**PROVIDED ENTRIES:**

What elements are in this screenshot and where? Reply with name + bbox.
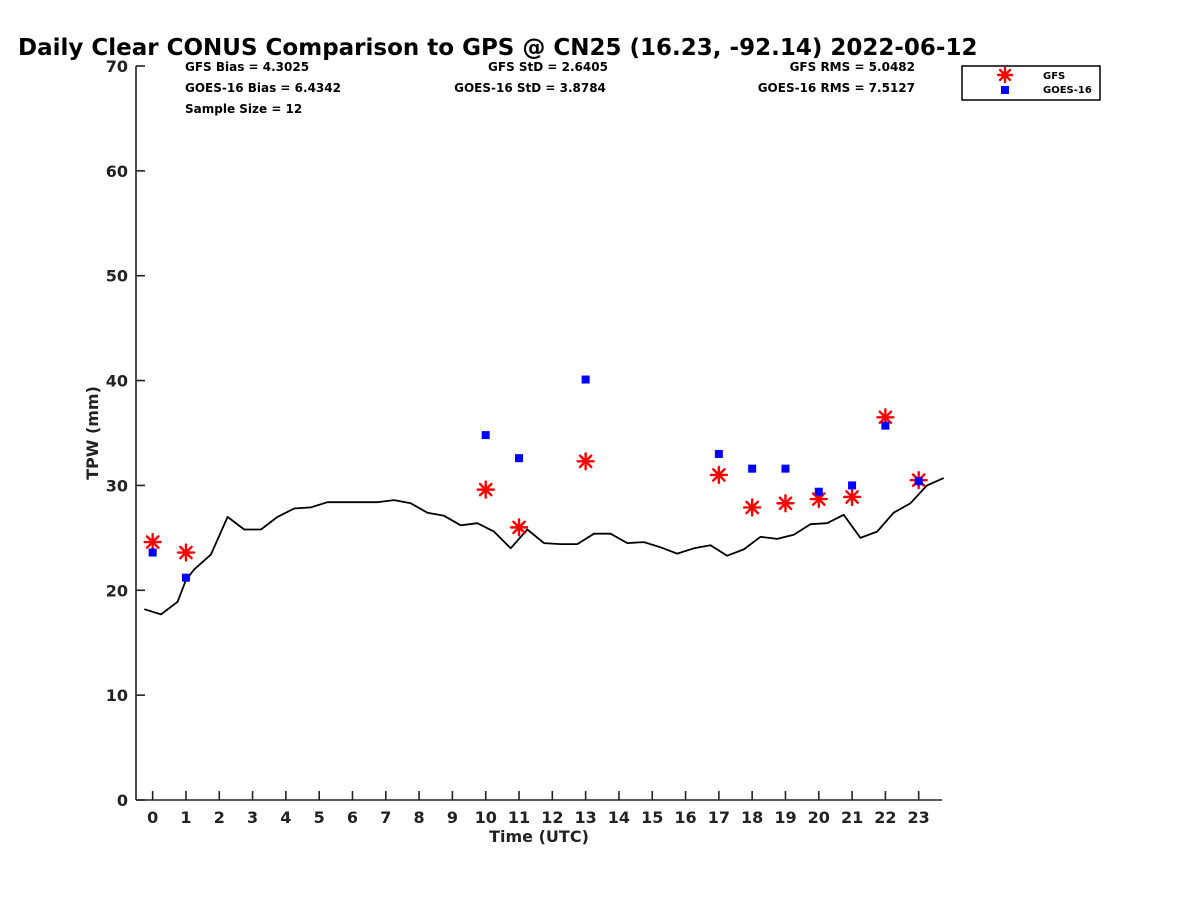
- stat-goes-rms: GOES-16 RMS = 7.5127: [758, 81, 915, 95]
- goes16-point: [914, 477, 923, 486]
- goes16-point: [848, 481, 857, 490]
- legend-box: [961, 65, 1101, 101]
- goes16-point: [481, 431, 490, 440]
- x-tick-label: 15: [641, 808, 663, 827]
- x-tick-label: 8: [414, 808, 425, 827]
- x-tick-label: 22: [874, 808, 896, 827]
- x-tick-label: 12: [541, 808, 563, 827]
- goes16-point: [148, 548, 157, 557]
- goes16-point: [581, 375, 590, 384]
- legend-goes-marker: [1001, 86, 1009, 94]
- x-tick-label: 4: [280, 808, 291, 827]
- stat-goes-std: GOES-16 StD = 3.8784: [454, 81, 606, 95]
- y-tick-label: 0: [117, 791, 128, 810]
- x-tick-label: 0: [147, 808, 158, 827]
- goes16-point: [748, 464, 757, 473]
- gfs-point: [842, 487, 862, 507]
- stat-sample-size: Sample Size = 12: [185, 102, 302, 116]
- x-tick-label: 18: [741, 808, 763, 827]
- goes16-point: [515, 454, 524, 463]
- gfs-point: [176, 543, 196, 562]
- goes16-point: [814, 487, 823, 496]
- x-tick-label: 19: [774, 808, 796, 827]
- x-tick-label: 9: [447, 808, 458, 827]
- x-tick-label: 17: [708, 808, 730, 827]
- x-tick-label: 7: [380, 808, 391, 827]
- x-tick-label: 10: [475, 808, 497, 827]
- goes16-point: [181, 573, 190, 582]
- stat-gfs-bias: GFS Bias = 4.3025: [185, 60, 309, 74]
- gfs-point: [509, 518, 529, 537]
- x-tick-label: 1: [180, 808, 191, 827]
- y-tick-label: 70: [106, 57, 128, 76]
- y-tick-label: 50: [106, 267, 128, 286]
- x-tick-label: 20: [808, 808, 830, 827]
- legend-gfs-marker: [996, 66, 1014, 84]
- x-tick-label: 13: [574, 808, 596, 827]
- x-axis-label: Time (UTC): [489, 827, 589, 846]
- goes16-point: [714, 449, 723, 458]
- gfs-point: [576, 452, 595, 471]
- gfs-point: [476, 480, 495, 499]
- x-tick-label: 2: [214, 808, 225, 827]
- x-tick-label: 11: [508, 808, 530, 827]
- stat-gfs-std: GFS StD = 2.6405: [488, 60, 608, 74]
- stat-goes-bias: GOES-16 Bias = 6.4342: [185, 81, 341, 95]
- y-tick-label: 40: [106, 372, 128, 391]
- gps-series-line: [144, 477, 945, 616]
- x-tick-label: 6: [347, 808, 358, 827]
- y-tick-label: 20: [106, 581, 128, 600]
- gfs-point: [876, 408, 895, 427]
- y-axis-label: TPW (mm): [83, 386, 102, 480]
- legend: GFS GOES-16: [961, 65, 1101, 101]
- x-tick-label: 16: [674, 808, 696, 827]
- gfs-point: [742, 498, 762, 517]
- chart-title: Daily Clear CONUS Comparison to GPS @ CN…: [18, 35, 977, 61]
- x-tick-label: 5: [314, 808, 325, 827]
- x-tick-label: 23: [908, 808, 930, 827]
- goes16-point: [781, 464, 790, 473]
- legend-gfs-label: GFS: [1043, 71, 1065, 82]
- x-tick-label: 21: [841, 808, 863, 827]
- y-tick-label: 30: [106, 476, 128, 495]
- gfs-point: [776, 494, 795, 513]
- stat-gfs-rms: GFS RMS = 5.0482: [790, 60, 915, 74]
- x-tick-label: 3: [247, 808, 258, 827]
- legend-gfs-asterisk: [996, 66, 1014, 84]
- y-tick-label: 60: [106, 162, 128, 181]
- y-tick-label: 10: [106, 686, 128, 705]
- legend-goes-label: GOES-16: [1043, 85, 1092, 96]
- goes16-point: [881, 421, 890, 430]
- gfs-point: [709, 465, 729, 485]
- gfs-point: [143, 532, 162, 552]
- x-tick-label: 14: [608, 808, 630, 827]
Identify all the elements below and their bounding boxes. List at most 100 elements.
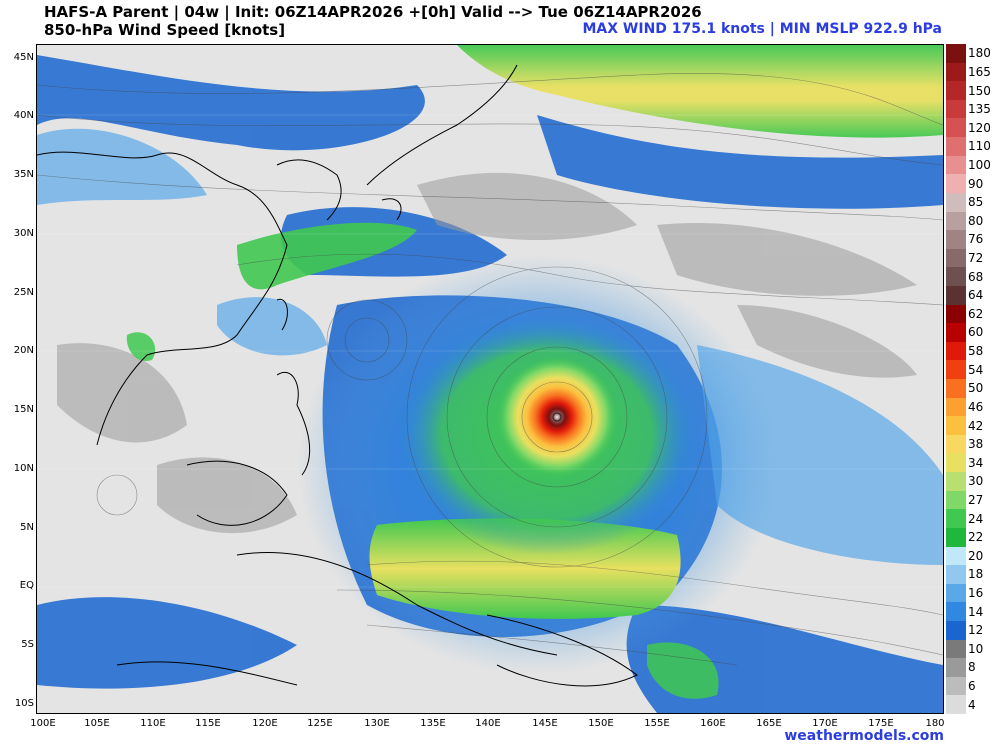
lat-label: 5S [21,639,34,650]
lat-label: 40N [13,110,34,121]
wind-speed-colorbar [946,44,966,715]
colorbar-label: 34 [968,455,984,470]
colorbar-label: 54 [968,362,984,377]
colorbar-label: 16 [968,586,984,601]
map-subtitle: 850-hPa Wind Speed [knots] [44,21,286,39]
lon-label: 105E [84,718,110,729]
colorbar-label: 150 [968,83,991,98]
wind-speed-map[interactable] [36,44,944,714]
lat-label: 10S [14,698,34,709]
colorbar-label: 60 [968,325,984,340]
colorbar-swatch [946,602,966,622]
colorbar-label: 80 [968,213,984,228]
colorbar-label: 72 [968,251,984,266]
colorbar-label: 90 [968,176,984,191]
colorbar-swatch [946,230,966,250]
colorbar-label: 165 [968,64,991,79]
colorbar-label: 85 [968,195,984,210]
colorbar-label: 6 [968,679,976,694]
colorbar-swatch [946,527,966,547]
lon-label: 155E [644,718,670,729]
colorbar-swatch [946,583,966,603]
colorbar-swatch [946,304,966,324]
map-title: HAFS-A Parent | 04w | Init: 06Z14APR2026… [44,3,702,21]
colorbar-swatch [946,639,966,659]
streamlines [37,73,943,666]
colorbar-label: 100 [968,157,991,172]
colorbar-swatch [946,379,966,399]
colorbar-label: 22 [968,530,984,545]
lat-label: 15N [13,404,34,415]
lon-label: 145E [532,718,558,729]
colorbar-label: 180 [968,46,991,61]
colorbar-swatch [946,62,966,82]
colorbar-swatch [946,99,966,119]
colorbar-swatch [946,137,966,157]
colorbar-label: 14 [968,604,984,619]
colorbar-swatch [946,509,966,529]
colorbar-label: 4 [968,697,976,712]
lon-label: 175E [868,718,894,729]
lon-label: 160E [700,718,726,729]
colorbar-swatch [946,81,966,101]
colorbar-swatch [946,695,966,715]
map-graticule [37,114,943,588]
colorbar-label: 58 [968,344,984,359]
colorbar-label: 42 [968,418,984,433]
colorbar-swatch [946,472,966,492]
colorbar-label: 10 [968,641,984,656]
colorbar-swatch [946,416,966,436]
colorbar-label: 18 [968,567,984,582]
colorbar-label: 27 [968,492,984,507]
colorbar-label: 20 [968,548,984,563]
colorbar-swatch [946,360,966,380]
coastlines [37,64,638,687]
lat-label: 30N [13,228,34,239]
colorbar-label: 12 [968,623,984,638]
typhoon-core[interactable] [497,357,617,477]
lon-label: 180 [925,718,945,729]
colorbar-label: 110 [968,139,991,154]
colorbar-label: 64 [968,288,984,303]
colorbar-label: 30 [968,474,984,489]
lat-label: 10N [13,463,34,474]
colorbar-label: 135 [968,102,991,117]
colorbar-swatch [946,323,966,343]
green-wind-band [237,222,417,290]
colorbar-label: 68 [968,269,984,284]
colorbar-label: 120 [968,120,991,135]
lon-label: 125E [307,718,333,729]
wind-field-grey [57,172,917,534]
colorbar-swatch [946,174,966,194]
lat-label: 20N [13,345,34,356]
colorbar-swatch [946,341,966,361]
colorbar-swatch [946,155,966,175]
colorbar-swatch [946,285,966,306]
colorbar-swatch [946,490,966,510]
lon-label: 120E [252,718,278,729]
lat-label: 45N [13,52,34,63]
colorbar-swatch [946,453,966,473]
lon-label: 100E [30,718,56,729]
colorbar-label: 38 [968,437,984,452]
lon-label: 170E [812,718,838,729]
colorbar-label: 76 [968,232,984,247]
jet-stream-band [457,45,943,138]
colorbar-swatch [946,118,966,138]
source-credit: weathermodels.com [784,728,944,744]
lat-label: EQ [19,580,34,591]
colorbar-swatch [946,192,966,212]
lat-label: 5N [20,522,34,533]
lon-label: 165E [756,718,782,729]
colorbar-swatch [946,658,966,678]
lat-label: 35N [13,169,34,180]
lon-label: 150E [588,718,614,729]
max-wind-min-pressure: MAX WIND 175.1 knots | MIN MSLP 922.9 hP… [582,21,943,37]
colorbar-label: 62 [968,306,984,321]
colorbar-label: 8 [968,660,976,675]
colorbar-swatch [946,44,966,64]
colorbar-swatch [946,620,966,641]
lon-label: 135E [420,718,446,729]
colorbar-swatch [946,546,966,566]
lon-label: 110E [140,718,166,729]
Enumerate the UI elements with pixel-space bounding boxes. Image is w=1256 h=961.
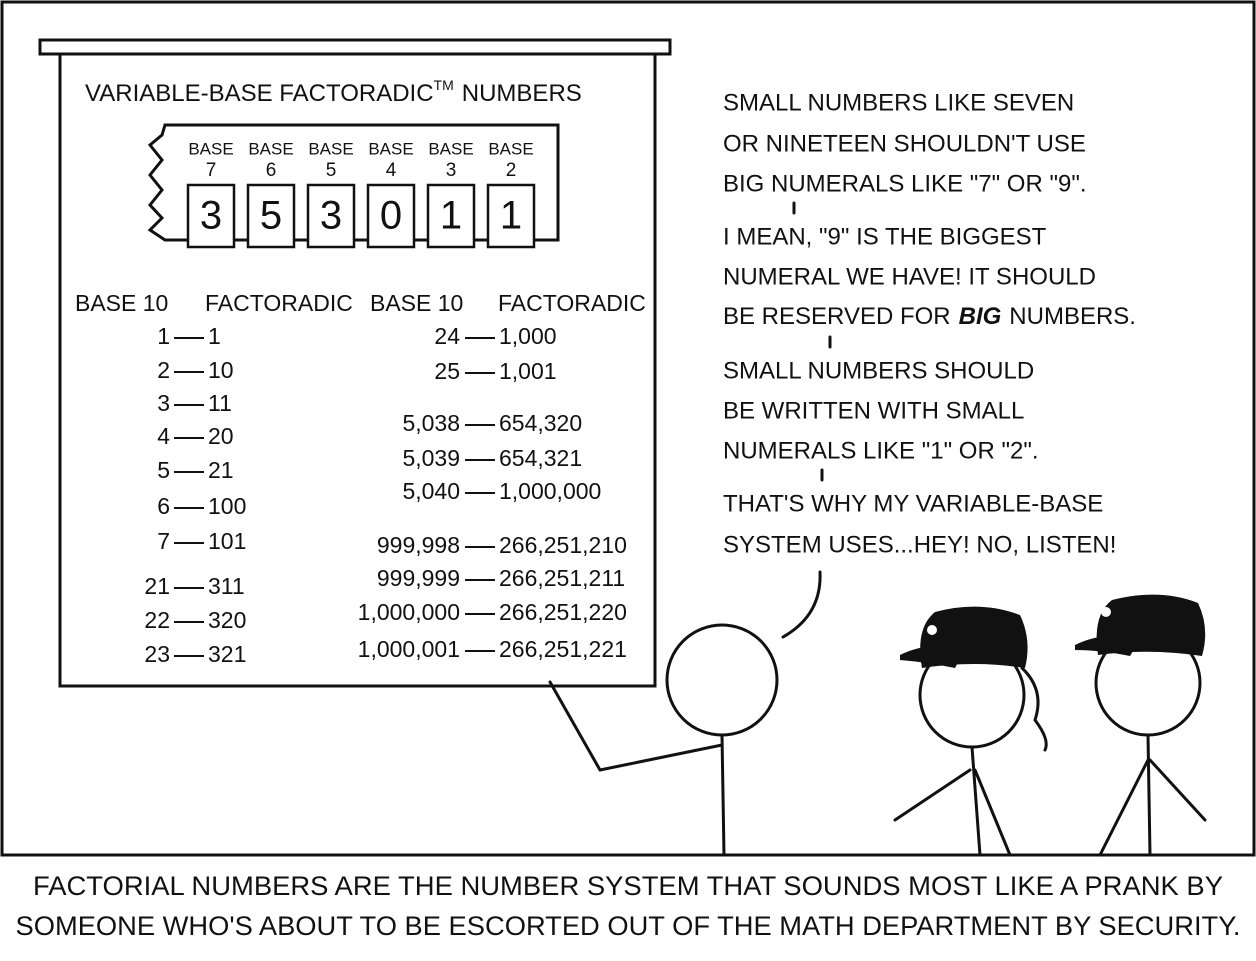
factoradic-value: 266,251,210 (499, 532, 627, 558)
base10-value: 1,000,000 (358, 599, 460, 625)
base-number: 6 (266, 160, 277, 181)
base10-value: 23 (144, 641, 170, 667)
factoradic-value: 1 (208, 323, 221, 349)
caption-line: FACTORIAL NUMBERS ARE THE NUMBER SYSTEM … (33, 871, 1223, 901)
paper-strip (147, 123, 560, 242)
speech-part: BE RESERVED FOR (723, 303, 951, 330)
factoradic-value: 320 (208, 607, 246, 633)
digit-box (486, 183, 536, 249)
digit: 1 (500, 194, 522, 238)
factoradic-value: 21 (208, 457, 234, 483)
speech-line: I MEAN, "9" IS THE BIGGEST (723, 223, 1047, 250)
factoradic-value: 10 (208, 357, 234, 383)
column-header: BASE 10 (75, 290, 168, 316)
digit-box (246, 183, 296, 249)
guard-right (1075, 594, 1207, 857)
speech-line: NUMERALS LIKE "1" OR "2". (723, 437, 1039, 464)
title-text: VARIABLE-BASE FACTORADIC (85, 80, 434, 107)
base10-value: 25 (434, 358, 460, 384)
column-header: FACTORADIC (498, 290, 646, 316)
base10-value: 1 (157, 323, 170, 349)
base10-value: 5,039 (402, 445, 460, 471)
speech-line: BE RESERVED FOR BIG NUMBERS. (723, 303, 1136, 330)
base10-value: 6 (157, 493, 170, 519)
factoradic-value: 101 (208, 528, 246, 554)
guard-left (893, 606, 1048, 857)
base10-value: 7 (157, 528, 170, 554)
digit: 0 (380, 194, 402, 238)
projection-screen (58, 52, 657, 688)
base-label: BASE (368, 139, 413, 158)
digit-box (366, 183, 416, 249)
factoradic-value: 1,000,000 (499, 478, 601, 504)
base-label: BASE (488, 139, 533, 158)
base-label: BASE (188, 139, 233, 158)
base10-value: 2 (157, 357, 170, 383)
base10-value: 22 (144, 607, 170, 633)
digit: 3 (200, 194, 222, 238)
base10-value: 4 (157, 423, 170, 449)
factoradic-value: 20 (208, 423, 234, 449)
base-label: BASE (248, 139, 293, 158)
digit: 1 (440, 194, 462, 238)
column-header: FACTORADIC (205, 290, 353, 316)
speech-line: BIG NUMERALS LIKE "7" OR "9". (723, 170, 1087, 197)
base-label: BASE (308, 139, 353, 158)
speech-line: BE WRITTEN WITH SMALL (723, 397, 1024, 424)
base10-value: 999,999 (377, 565, 460, 591)
caption-line: SOMEONE WHO'S ABOUT TO BE ESCORTED OUT O… (16, 911, 1241, 941)
digit-box (426, 183, 476, 249)
factoradic-value: 1,000 (499, 323, 557, 349)
column-header: BASE 10 (370, 290, 463, 316)
base-number: 3 (446, 160, 457, 181)
base-number: 2 (506, 160, 517, 181)
base10-value: 21 (144, 573, 170, 599)
base10-value: 5,038 (402, 410, 460, 436)
speech-line: THAT'S WHY MY VARIABLE-BASE (723, 490, 1103, 517)
base10-value: 24 (434, 323, 460, 349)
base-label: BASE (428, 139, 473, 158)
presenter (548, 623, 779, 857)
speech-line: SMALL NUMBERS SHOULD (723, 357, 1034, 384)
base10-value: 5 (157, 457, 170, 483)
base-number: 7 (206, 160, 217, 181)
speech-tail (781, 570, 822, 639)
board-title: VARIABLE-BASE FACTORADICTM NUMBERS (85, 77, 582, 108)
factoradic-value: 654,320 (499, 410, 582, 436)
factoradic-value: 266,251,220 (499, 599, 627, 625)
factoradic-value: 1,001 (499, 358, 557, 384)
speech-line: NUMERAL WE HAVE! IT SHOULD (723, 263, 1096, 290)
factoradic-value: 100 (208, 493, 246, 519)
factoradic-value: 654,321 (499, 445, 582, 471)
base10-value: 1,000,001 (358, 636, 460, 662)
speech-line: SMALL NUMBERS LIKE SEVEN (723, 89, 1074, 116)
speech-part: NUMBERS. (1009, 303, 1136, 330)
digit: 3 (320, 194, 342, 238)
factoradic-value: 311 (208, 573, 245, 599)
digit: 5 (260, 194, 282, 238)
title-end: NUMBERS (462, 80, 582, 107)
speech-line: OR NINETEEN SHOULDN'T USE (723, 130, 1086, 157)
factoradic-value: 11 (208, 390, 232, 416)
factoradic-value: 266,251,221 (499, 636, 627, 662)
base-number: 4 (386, 160, 397, 181)
digit-box (186, 183, 236, 249)
trademark: TM (434, 77, 454, 93)
base10-value: 999,998 (377, 532, 460, 558)
base-number: 5 (326, 160, 337, 181)
screen-roller (38, 38, 672, 56)
speech-line: SYSTEM USES...HEY! NO, LISTEN! (723, 531, 1116, 558)
emphasis: BIG (959, 303, 1002, 330)
factoradic-value: 321 (208, 641, 246, 667)
base10-value: 5,040 (402, 478, 460, 504)
factoradic-value: 266,251,211 (499, 565, 625, 591)
base10-value: 3 (157, 390, 170, 416)
digit-box (306, 183, 356, 249)
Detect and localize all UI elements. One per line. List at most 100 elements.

**SET EXERCISE:** Please express the lines of the records as a JSON list of strings, starting at the line that contains "- stat-goes-rms: GOES-16" and ending at the line that contains "- stat-goes-std: GOES-16". Give one string per line and leave out any blank lines.

**THE COMPLETED TASK:**
[
  "- stat-goes-rms: GOES-16 RMS = 7.5127: [758, 81, 915, 95]",
  "- goes16-point: [914, 477, 923, 486]",
  "- goes16-point: [848, 481, 857, 490]",
  "- legend-box: [961, 65, 1101, 101]",
  "- goes16-point: [481, 431, 490, 440]",
  "- x-tick-label: 15: [641, 808, 663, 827]",
  "- x-tick-label: 8: [414, 808, 425, 827]",
  "- x-tick-label: 22: [874, 808, 896, 827]",
  "- x-tick-label: 12: [541, 808, 563, 827]",
  "- goes16-point: [148, 548, 157, 557]",
  "- goes16-point: [581, 375, 590, 384]",
  "- legend-goes-marker: [1001, 86, 1009, 94]",
  "- x-tick-label: 4: [280, 808, 291, 827]",
  "- stat-goes-std: GOES-16 StD = 3.8784: [454, 81, 606, 95]"
]